Assignment >>
Write the entries out again in full and unchanged, dropping every image.

:: Exercise materials

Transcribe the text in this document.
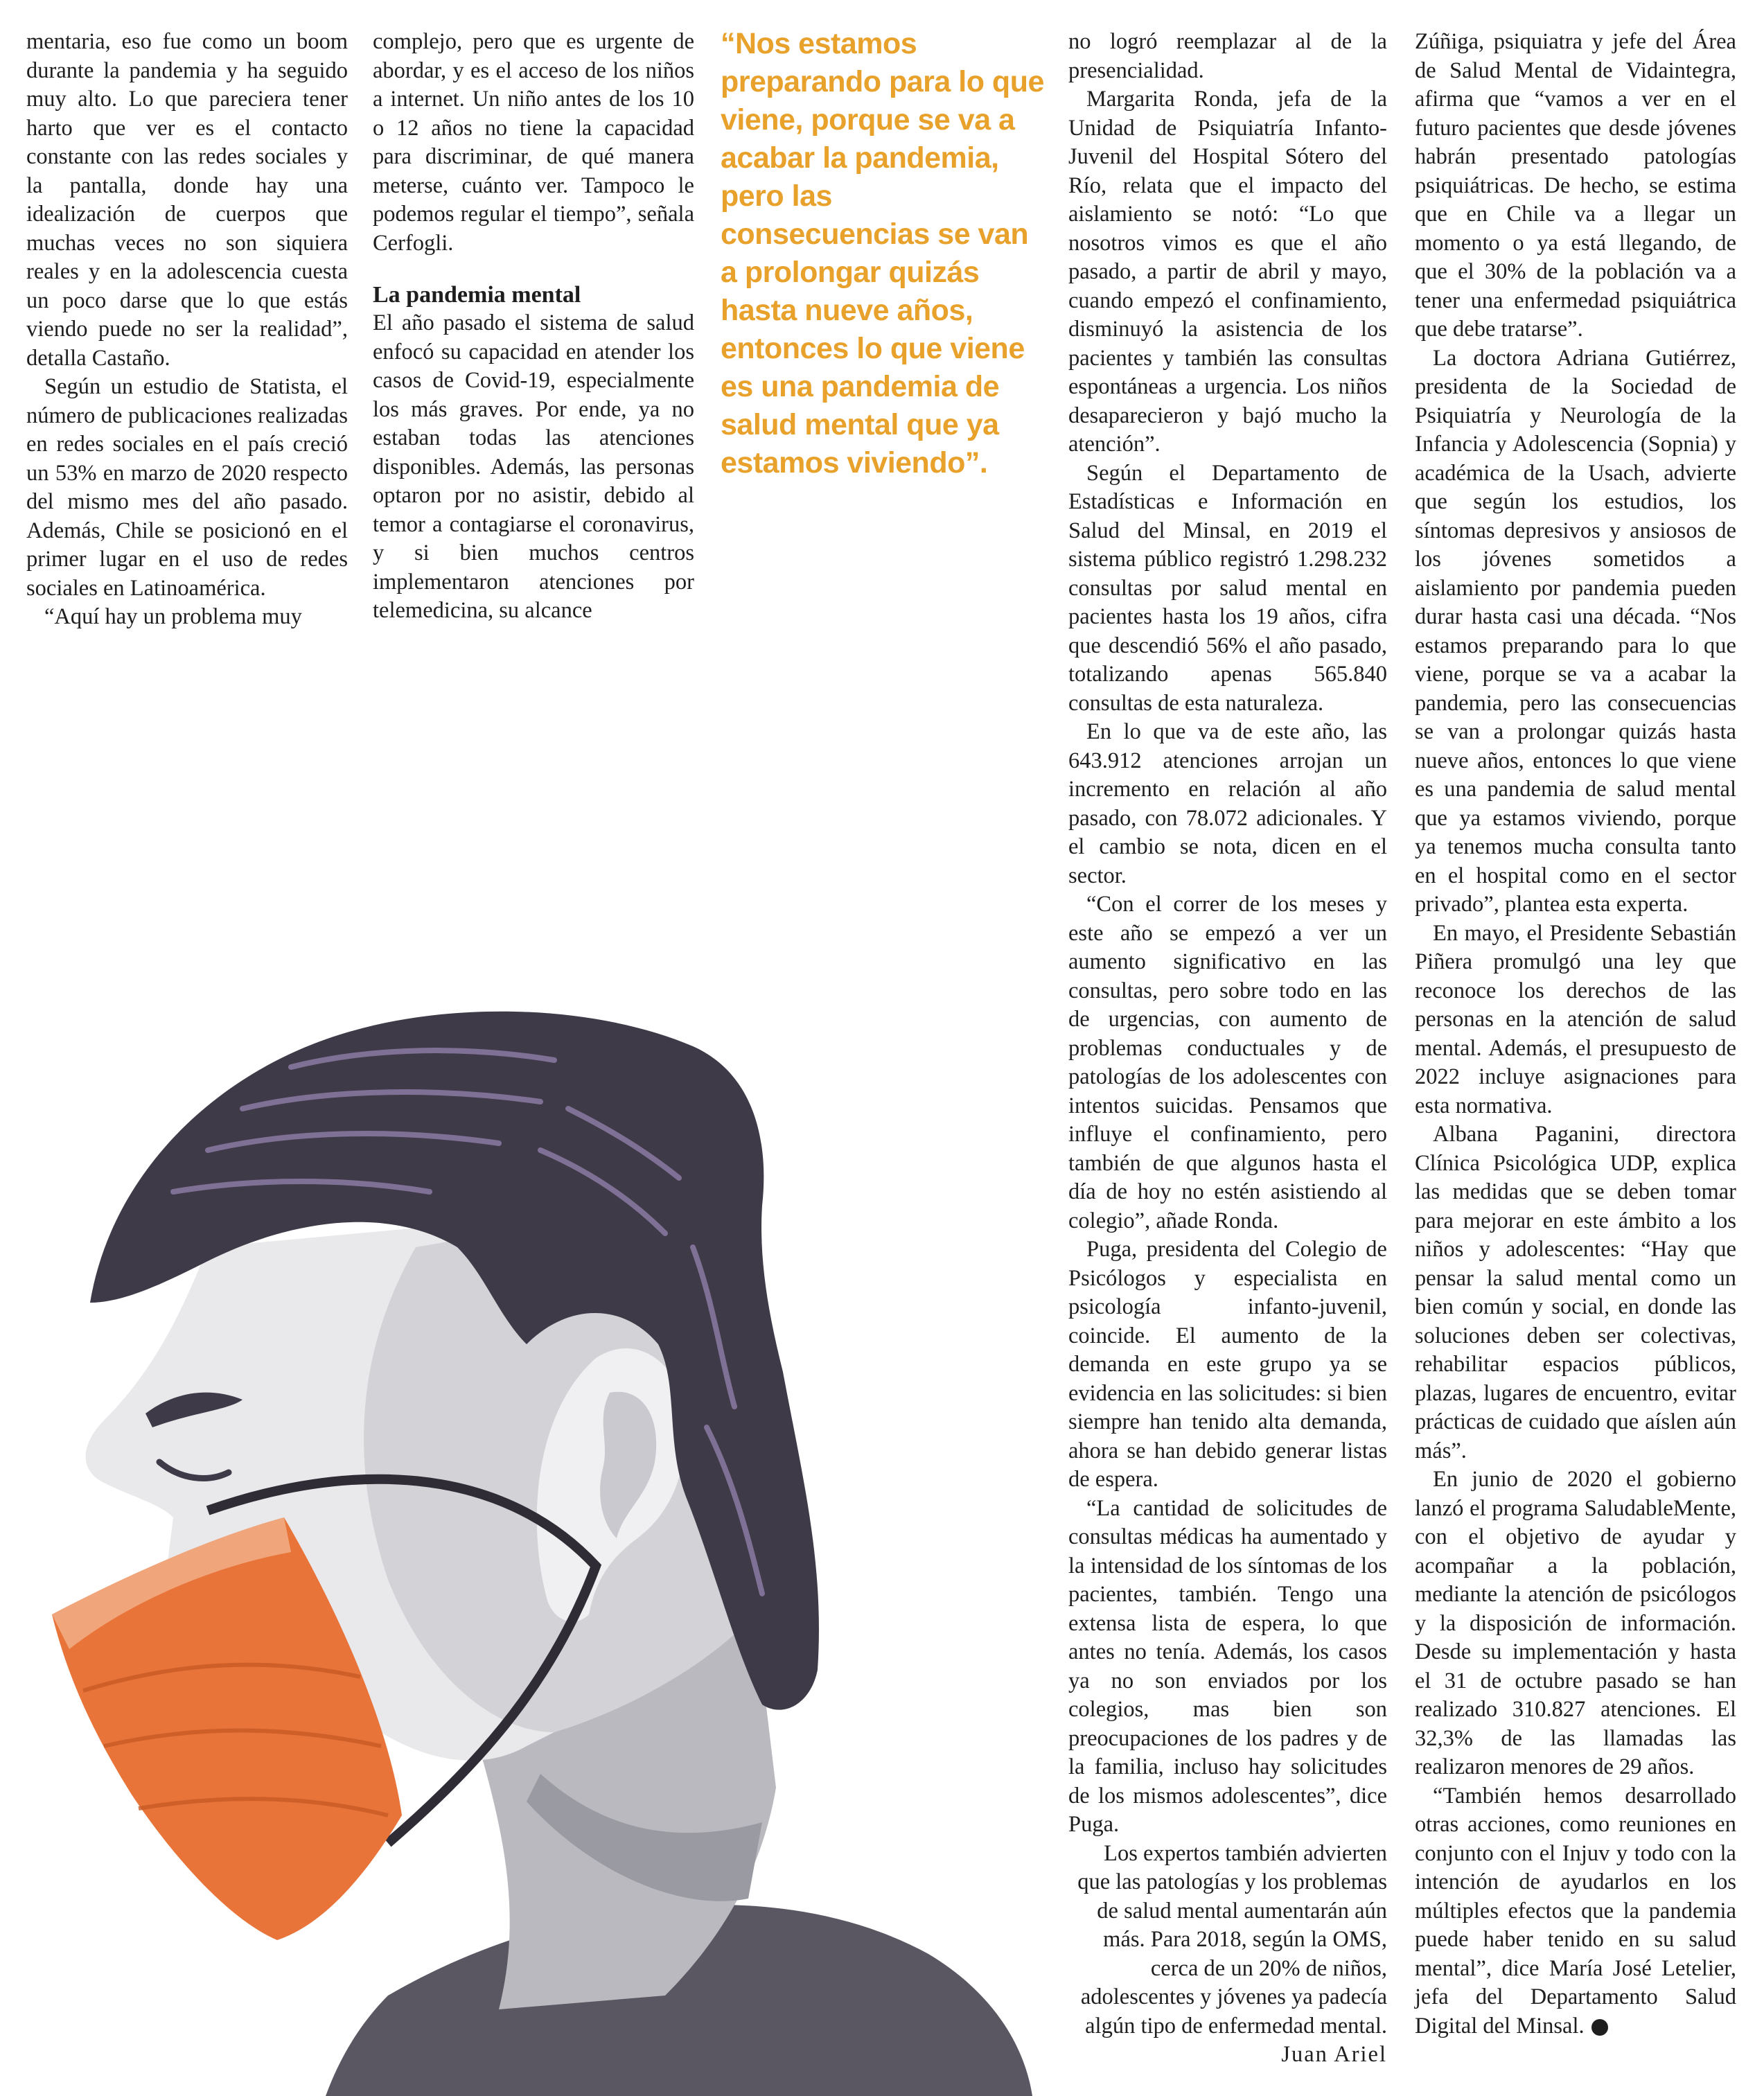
mentaria, eso fue como un boom durante la pandemia y ha seguido muy alto. Lo que pareciera tener harto que ver es el contacto constante con las redes sociales y la pantalla, donde hay una idealización de cuerpos que muchas veces no son siquiera reales y en la adolescencia cuesta un poco darse que lo que estás viendo puede no ser la realidad”, detalla Castaño.

Según un estudio de Statista, el número de publicaciones realizadas en redes sociales en el país creció un 53% en marzo de 2020 respecto del mismo mes del año pasado. Además, Chile se posicionó en el primer lugar en el uso de redes sociales en Latinoamérica.

“Aquí hay un problema muy

complejo, pero que es urgente de abordar, y es el acceso de los niños a internet. Un niño antes de los 10 o 12 años no tiene la capacidad para discriminar, de qué manera meterse, cuánto ver. Tampoco le podemos regular el tiempo”, señala Cerfogli.

La pandemia mental

El año pasado el sistema de salud enfocó su capacidad en atender los casos de Covid-19, especialmente los más graves. Por ende, ya no estaban todas las atenciones disponibles. Además, las personas optaron por no asistir, debido al temor a contagiarse el coronavirus, y si bien muchos centros implementaron atenciones por telemedicina, su alcance

“Nos estamos preparando para lo que viene, porque se va a acabar la pandemia, pero las consecuencias se van a prolongar quizás hasta nueve años, entonces lo que viene es una pandemia de salud mental que ya estamos viviendo”.

no logró reemplazar al de la presencialidad.

Margarita Ronda, jefa de la Unidad de Psiquiatría Infanto-Juvenil del Hospital Sótero del Río, relata que el impacto del aislamiento se notó: “Lo que nosotros vimos es que el año pasado, a partir de abril y mayo, cuando empezó el confinamiento, disminuyó la asistencia de los pacientes y también las consultas espontáneas a urgencia. Los niños desaparecieron y bajó mucho la atención”.

Según el Departamento de Estadísticas e Información en Salud del Minsal, en 2019 el sistema público registró 1.298.232 consultas por salud mental en pacientes hasta los 19 años, cifra que descendió 56% el año pasado, totalizando apenas 565.840 consultas de esta naturaleza.

En lo que va de este año, las 643.912 atenciones arrojan un incremento en relación al año pasado, con 78.072 adicionales. Y el cambio se nota, dicen en el sector.

“Con el correr de los meses y este año se empezó a ver un aumento significativo en las consultas, pero sobre todo en las de urgencias, con aumento de problemas conductuales y de patologías de los adolescentes con intentos suicidas. Pensamos que influye el confinamiento, pero también de que algunos hasta el día de hoy no estén asistiendo al colegio”, añade Ronda.

Puga, presidenta del Colegio de Psicólogos y especialista en psicología infanto-juvenil, coincide. El aumento de la demanda en este grupo ya se evidencia en las solicitudes: si bien siempre han tenido alta demanda, ahora se han debido generar listas de espera.

“La cantidad de solicitudes de consultas médicas ha aumentado y la intensidad de los síntomas de los pacientes, también. Tengo una extensa lista de espera, lo que antes no tenía. Además, los casos ya no son enviados por los colegios, mas bien son preocupaciones de los padres y de la familia, incluso hay solicitudes de los mismos adolescentes”, dice Puga.

Los expertos también advierten que las patologías y los problemas de salud mental aumentarán aún más. Para 2018, según la OMS, cerca de un 20% de niños, adolescentes y jóvenes ya padecía algún tipo de enfermedad mental.

Juan Ariel

Zúñiga, psiquiatra y jefe del Área de Salud Mental de Vidaintegra, afirma que “vamos a ver en el futuro pacientes que desde jóvenes habrán presentado patologías psiquiátricas. De hecho, se estima que en Chile va a llegar un momento o ya está llegando, de que el 30% de la población va a tener una enfermedad psiquiátrica que debe tratarse”.

La doctora Adriana Gutiérrez, presidenta de la Sociedad de Psiquiatría y Neurología de la Infancia y Adolescencia (Sopnia) y académica de la Usach, advierte que según los estudios, los síntomas depresivos y ansiosos de los jóvenes sometidos a aislamiento por pandemia pueden durar hasta casi una década. “Nos estamos preparando para lo que viene, porque se va a acabar la pandemia, pero las consecuencias se van a prolongar quizás hasta nueve años, entonces lo que viene es una pandemia de salud mental que ya estamos viviendo, porque ya tenemos mucha consulta tanto en el hospital como en el sector privado”, plantea esta experta.

En mayo, el Presidente Sebastián Piñera promulgó una ley que reconoce los derechos de las personas en la atención de salud mental. Además, el presupuesto de 2022 incluye asignaciones para esta normativa.

Albana Paganini, directora Clínica Psicológica UDP, explica las medidas que se deben tomar para mejorar en este ámbito a los niños y adolescentes: “Hay que pensar la salud mental como un bien común y social, en donde las soluciones deben ser colectivas, rehabilitar espacios públicos, plazas, lugares de encuentro, evitar prácticas de cuidado que aíslen aún más”.

En junio de 2020 el gobierno lanzó el programa SaludableMente, con el objetivo de ayudar y acompañar a la población, mediante la atención de psicólogos y la disposición de información. Desde su implementación y hasta el 31 de octubre pasado se han realizado 310.827 atenciones. El 32,3% de las llamadas las realizaron menores de 29 años.

“También hemos desarrollado otras acciones, como reuniones en conjunto con el Injuv y todo con la intención de ayudarlos en los múltiples efectos que la pandemia puede haber tenido en su salud mental”, dice María José Letelier, jefa del Departamento Salud Digital del Minsal.
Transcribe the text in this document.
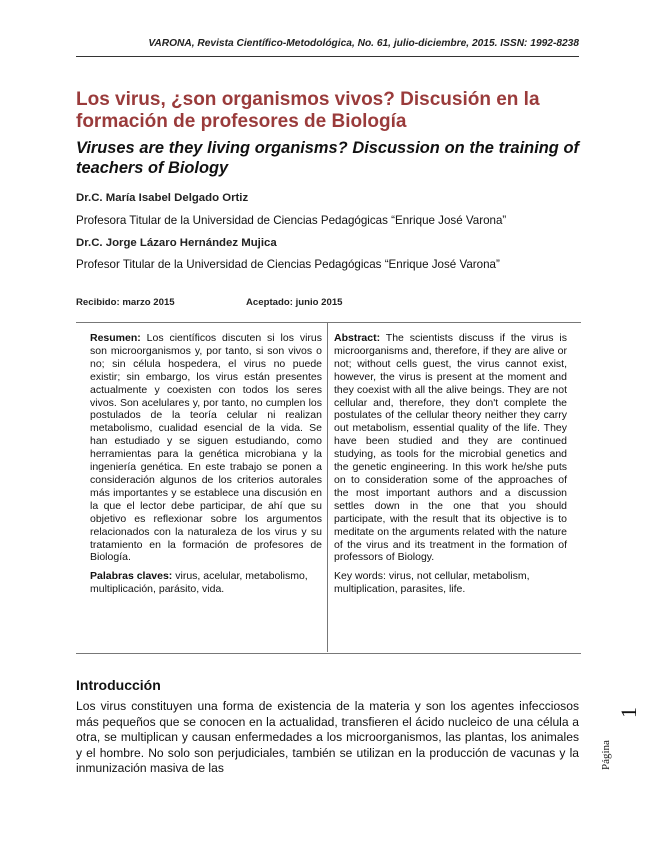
VARONA, Revista Científico-Metodológica, No. 61, julio-diciembre, 2015. ISSN: 1992-8238
Los virus, ¿son organismos vivos? Discusión en la formación de profesores de Biología
Viruses are they living organisms? Discussion on the training of teachers of Biology
Dr.C. María Isabel Delgado Ortiz
Profesora Titular de la Universidad de Ciencias Pedagógicas “Enrique José Varona”
Dr.C. Jorge Lázaro Hernández Mujica
Profesor Titular de la Universidad de Ciencias Pedagógicas “Enrique José Varona”
Recibido: marzo 2015	Aceptado: junio 2015

Resumen: Los científicos discuten si los virus son microorganismos y, por tanto, si son vivos o no; sin célula hospedera, el virus no puede existir; sin embargo, los virus están presentes actualmente y coexisten con todos los seres vivos. Son acelulares y, por tanto, no cumplen los postulados de la teoría celular ni realizan metabolismo, cualidad esencial de la vida. Se han estudiado y se siguen estudiando, como herramientas para la genética microbiana y la ingeniería genética. En este trabajo se ponen a consideración algunos de los criterios autorales más importantes y se establece una discusión en la que el lector debe participar, de ahí que su objetivo es reflexionar sobre los argumentos relacionados con la naturaleza de los virus y su tratamiento en la formación de profesores de Biología.

Palabras claves: virus, acelular, metabolismo, multiplicación, parásito, vida.

Abstract: The scientists discuss if the virus is microorganisms and, therefore, if they are alive or not; without cells guest, the virus cannot exist, however, the virus is present at the moment and they coexist with all the alive beings. They are not cellular and, therefore, they don't complete the postulates of the cellular theory neither they carry out metabolism, essential quality of the life. They have been studied and they are continued studying, as tools for the microbial genetics and the genetic engineering. In this work he/she puts on to consideration some of the approaches of the most important authors and a discussion settles down in the one that you should participate, with the result that its objective is to meditate on the arguments related with the nature of the virus and its treatment in the formation of professors of Biology.

Key words: virus, not cellular, metabolism, multiplication, parasites, life.

Introducción

Los virus constituyen una forma de existencia de la materia y son los agentes infecciosos más pequeños que se conocen en la actualidad, transfieren el ácido nucleico de una célula a otra, se multiplican y causan enfermedades a los microorganismos, las plantas, los animales y el hombre. No solo son perjudiciales, también se utilizan en la producción de vacunas y la inmunización masiva de las	Página
1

::::

Expected output >>
Transcribe the text in this document.
mentaria, eso fue como un boom durante la pandemia y ha seguido muy alto. Lo que pareciera tener harto que ver es el contacto constante con las redes sociales y la pantalla, donde hay una idealización de cuerpos que muchas veces no son siquiera reales y en la adolescencia cuesta un poco darse que lo que estás viendo puede no ser la realidad”, detalla Castaño.

Según un estudio de Statista, el número de publicaciones realizadas en redes sociales en el país creció un 53% en marzo de 2020 respecto del mismo mes del año pasado. Además, Chile se posicionó en el primer lugar en el uso de redes sociales en Latinoamérica.

“Aquí hay un problema muy

complejo, pero que es urgente de abordar, y es el acceso de los niños a internet. Un niño antes de los 10 o 12 años no tiene la capacidad para discriminar, de qué manera meterse, cuánto ver. Tampoco le podemos regular el tiempo”, señala Cerfogli.

La pandemia mental

El año pasado el sistema de salud enfocó su capacidad en atender los casos de Covid-19, especialmente los más graves. Por ende, ya no estaban todas las atenciones disponibles. Además, las personas optaron por no asistir, debido al temor a contagiarse el coronavirus, y si bien muchos centros implementaron atenciones por telemedicina, su alcance

“Nos estamos preparando para lo que viene, porque se va a acabar la pandemia, pero las consecuencias se van a prolongar quizás hasta nueve años, entonces lo que viene es una pandemia de salud mental que ya estamos viviendo”.

no logró reemplazar al de la presencialidad.

Margarita Ronda, jefa de la Unidad de Psiquiatría Infanto-Juvenil del Hospital Sótero del Río, relata que el impacto del aislamiento se notó: “Lo que nosotros vimos es que el año pasado, a partir de abril y mayo, cuando empezó el confinamiento, disminuyó la asistencia de los pacientes y también las consultas espontáneas a urgencia. Los niños desaparecieron y bajó mucho la atención”.

Según el Departamento de Estadísticas e Información en Salud del Minsal, en 2019 el sistema público registró 1.298.232 consultas por salud mental en pacientes hasta los 19 años, cifra que descendió 56% el año pasado, totalizando apenas 565.840 consultas de esta naturaleza.

En lo que va de este año, las 643.912 atenciones arrojan un incremento en relación al año pasado, con 78.072 adicionales. Y el cambio se nota, dicen en el sector.

“Con el correr de los meses y este año se empezó a ver un aumento significativo en las consultas, pero sobre todo en las de urgencias, con aumento de problemas conductuales y de patologías de los adolescentes con intentos suicidas. Pensamos que influye el confinamiento, pero también de que algunos hasta el día de hoy no estén asistiendo al colegio”, añade Ronda.

Puga, presidenta del Colegio de Psicólogos y especialista en psicología infanto-juvenil, coincide. El aumento de la demanda en este grupo ya se evidencia en las solicitudes: si bien siempre han tenido alta demanda, ahora se han debido generar listas de espera.

“La cantidad de solicitudes de consultas médicas ha aumentado y la intensidad de los síntomas de los pacientes, también. Tengo una extensa lista de espera, lo que antes no tenía. Además, los casos ya no son enviados por los colegios, mas bien son preocupaciones de los padres y de la familia, incluso hay solicitudes de los mismos adolescentes”, dice Puga.

Los expertos también advierten que las patologías y los problemas de salud mental aumentarán aún más. Para 2018, según la OMS, cerca de un 20% de niños, adolescentes y jóvenes ya padecía algún tipo de enfermedad mental.

Juan Ariel

Zúñiga, psiquiatra y jefe del Área de Salud Mental de Vidaintegra, afirma que “vamos a ver en el futuro pacientes que desde jóvenes habrán presentado patologías psiquiátricas. De hecho, se estima que en Chile va a llegar un momento o ya está llegando, de que el 30% de la población va a tener una enfermedad psiquiátrica que debe tratarse”.

La doctora Adriana Gutiérrez, presidenta de la Sociedad de Psiquiatría y Neurología de la Infancia y Adolescencia (Sopnia) y académica de la Usach, advierte que según los estudios, los síntomas depresivos y ansiosos de los jóvenes sometidos a aislamiento por pandemia pueden durar hasta casi una década. “Nos estamos preparando para lo que viene, porque se va a acabar la pandemia, pero las consecuencias se van a prolongar quizás hasta nueve años, entonces lo que viene es una pandemia de salud mental que ya estamos viviendo, porque ya tenemos mucha consulta tanto en el hospital como en el sector privado”, plantea esta experta.

En mayo, el Presidente Sebastián Piñera promulgó una ley que reconoce los derechos de las personas en la atención de salud mental. Además, el presupuesto de 2022 incluye asignaciones para esta normativa.

Albana Paganini, directora Clínica Psicológica UDP, explica las medidas que se deben tomar para mejorar en este ámbito a los niños y adolescentes: “Hay que pensar la salud mental como un bien común y social, en donde las soluciones deben ser colectivas, rehabilitar espacios públicos, plazas, lugares de encuentro, evitar prácticas de cuidado que aíslen aún más”.

En junio de 2020 el gobierno lanzó el programa SaludableMente, con el objetivo de ayudar y acompañar a la población, mediante la atención de psicólogos y la disposición de información. Desde su implementación y hasta el 31 de octubre pasado se han realizado 310.827 atenciones. El 32,3% de las llamadas las realizaron menores de 29 años.

“También hemos desarrollado otras acciones, como reuniones en conjunto con el Injuv y todo con la intención de ayudarlos en los múltiples efectos que la pandemia puede haber tenido en su salud mental”, dice María José Letelier, jefa del Departamento Salud Digital del Minsal.
Transcribe the text in this document.
VARONA, Revista Científico-Metodológica, No. 61, julio-diciembre, 2015. ISSN: 1992-8238
Los virus, ¿son organismos vivos? Discusión en la formación de profesores de Biología
Viruses are they living organisms? Discussion on the training of teachers of Biology
Dr.C. María Isabel Delgado Ortiz
Profesora Titular de la Universidad de Ciencias Pedagógicas “Enrique José Varona”
Dr.C. Jorge Lázaro Hernández Mujica
Profesor Titular de la Universidad de Ciencias Pedagógicas “Enrique José Varona”
Recibido: marzo 2015	Aceptado: junio 2015

Resumen: Los científicos discuten si los virus son microorganismos y, por tanto, si son vivos o no; sin célula hospedera, el virus no puede existir; sin embargo, los virus están presentes actualmente y coexisten con todos los seres vivos. Son acelulares y, por tanto, no cumplen los postulados de la teoría celular ni realizan metabolismo, cualidad esencial de la vida. Se han estudiado y se siguen estudiando, como herramientas para la genética microbiana y la ingeniería genética. En este trabajo se ponen a consideración algunos de los criterios autorales más importantes y se establece una discusión en la que el lector debe participar, de ahí que su objetivo es reflexionar sobre los argumentos relacionados con la naturaleza de los virus y su tratamiento en la formación de profesores de Biología.

Palabras claves: virus, acelular, metabolismo, multiplicación, parásito, vida.

Abstract: The scientists discuss if the virus is microorganisms and, therefore, if they are alive or not; without cells guest, the virus cannot exist, however, the virus is present at the moment and they coexist with all the alive beings. They are not cellular and, therefore, they don't complete the postulates of the cellular theory neither they carry out metabolism, essential quality of the life. They have been studied and they are continued studying, as tools for the microbial genetics and the genetic engineering. In this work he/she puts on to consideration some of the approaches of the most important authors and a discussion settles down in the one that you should participate, with the result that its objective is to meditate on the arguments related with the nature of the virus and its treatment in the formation of professors of Biology.

Key words: virus, not cellular, metabolism, multiplication, parasites, life.

Introducción

Los virus constituyen una forma de existencia de la materia y son los agentes infecciosos más pequeños que se conocen en la actualidad, transfieren el ácido nucleico de una célula a otra, se multiplican y causan enfermedades a los microorganismos, las plantas, los animales y el hombre. No solo son perjudiciales, también se utilizan en la producción de vacunas y la inmunización masiva de las	Página
1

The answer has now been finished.